> Task goal: Of the lines listed below, how many contain the string "оценить"? Answer with the number alone.

> Working data:
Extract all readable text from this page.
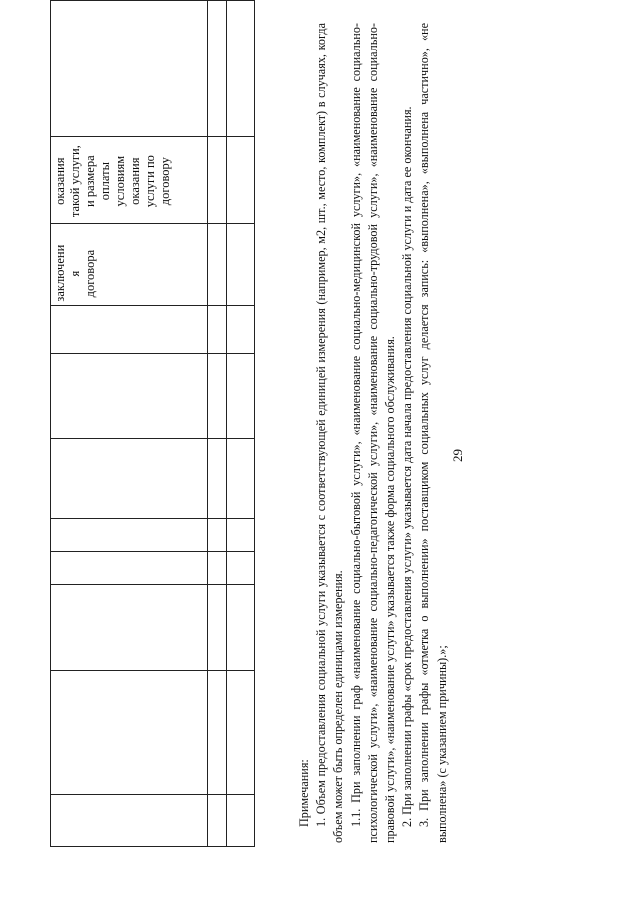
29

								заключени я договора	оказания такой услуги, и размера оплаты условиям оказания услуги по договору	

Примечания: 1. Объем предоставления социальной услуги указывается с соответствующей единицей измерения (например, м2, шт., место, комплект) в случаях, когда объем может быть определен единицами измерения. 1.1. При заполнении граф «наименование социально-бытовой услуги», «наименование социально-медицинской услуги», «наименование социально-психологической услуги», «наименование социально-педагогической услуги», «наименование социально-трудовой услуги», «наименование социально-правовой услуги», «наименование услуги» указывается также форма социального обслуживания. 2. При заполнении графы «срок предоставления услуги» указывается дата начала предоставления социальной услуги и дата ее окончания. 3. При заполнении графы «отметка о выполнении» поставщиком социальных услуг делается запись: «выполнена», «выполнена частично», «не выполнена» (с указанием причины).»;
* * *
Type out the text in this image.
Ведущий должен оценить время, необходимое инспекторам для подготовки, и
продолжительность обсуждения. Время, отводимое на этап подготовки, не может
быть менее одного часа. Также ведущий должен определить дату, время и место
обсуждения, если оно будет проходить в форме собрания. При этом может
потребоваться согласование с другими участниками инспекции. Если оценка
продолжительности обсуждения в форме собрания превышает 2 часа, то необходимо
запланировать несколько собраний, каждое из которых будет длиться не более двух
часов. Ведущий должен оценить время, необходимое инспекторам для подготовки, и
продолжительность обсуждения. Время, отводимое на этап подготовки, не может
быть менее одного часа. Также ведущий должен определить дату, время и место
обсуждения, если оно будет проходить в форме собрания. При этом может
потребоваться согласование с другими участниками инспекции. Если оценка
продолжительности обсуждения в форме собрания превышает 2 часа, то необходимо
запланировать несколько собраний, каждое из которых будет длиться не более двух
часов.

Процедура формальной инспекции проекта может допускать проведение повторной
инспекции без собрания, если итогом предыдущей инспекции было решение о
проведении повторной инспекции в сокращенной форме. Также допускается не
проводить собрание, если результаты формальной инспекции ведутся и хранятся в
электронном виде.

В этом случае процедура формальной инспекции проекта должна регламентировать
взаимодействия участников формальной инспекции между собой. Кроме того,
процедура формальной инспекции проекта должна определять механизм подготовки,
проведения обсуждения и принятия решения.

> Exercise response: 2